## START Input for this task
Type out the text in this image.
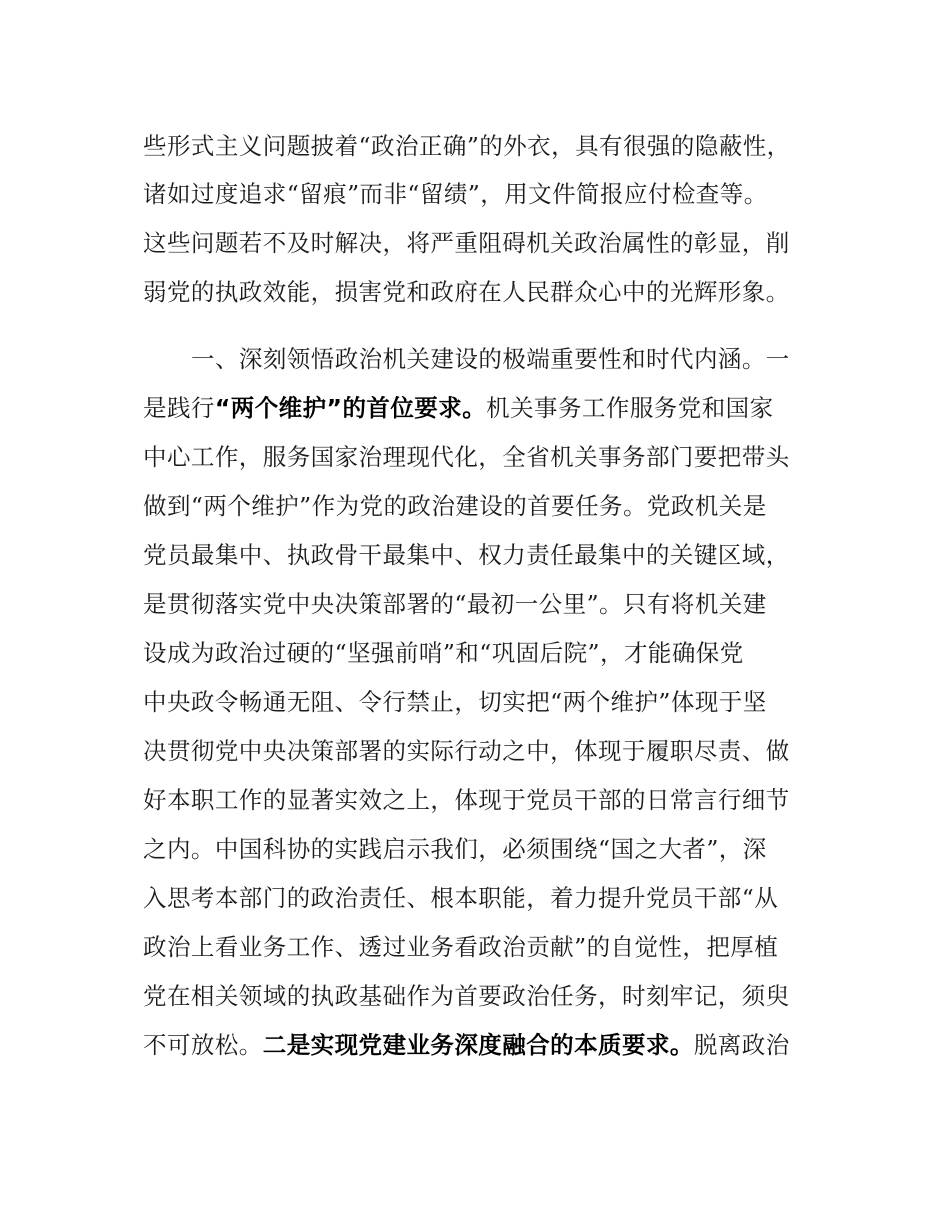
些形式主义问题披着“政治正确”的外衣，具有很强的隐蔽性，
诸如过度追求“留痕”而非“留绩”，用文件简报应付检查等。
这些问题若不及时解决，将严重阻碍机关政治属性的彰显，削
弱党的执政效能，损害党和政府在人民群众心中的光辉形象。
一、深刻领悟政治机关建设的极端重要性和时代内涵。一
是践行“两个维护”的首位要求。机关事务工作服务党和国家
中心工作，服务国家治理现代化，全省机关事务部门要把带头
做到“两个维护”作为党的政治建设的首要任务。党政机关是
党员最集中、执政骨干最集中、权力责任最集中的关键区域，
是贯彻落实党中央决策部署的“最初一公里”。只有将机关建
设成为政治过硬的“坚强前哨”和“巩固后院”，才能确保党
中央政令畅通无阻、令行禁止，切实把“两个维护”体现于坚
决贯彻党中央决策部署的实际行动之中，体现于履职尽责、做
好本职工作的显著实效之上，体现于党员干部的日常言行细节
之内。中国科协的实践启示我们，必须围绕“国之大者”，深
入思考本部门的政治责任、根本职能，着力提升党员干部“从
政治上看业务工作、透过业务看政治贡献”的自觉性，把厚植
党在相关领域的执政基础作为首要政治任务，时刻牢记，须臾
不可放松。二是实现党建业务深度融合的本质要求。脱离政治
## END Input for this task
Look through the entries above; copy each line where the string "两个维护" appears.

是践行“两个维护”的首位要求。机关事务工作服务党和国家
做到“两个维护”作为党的政治建设的首要任务。党政机关是
中央政令畅通无阻、令行禁止，切实把“两个维护”体现于坚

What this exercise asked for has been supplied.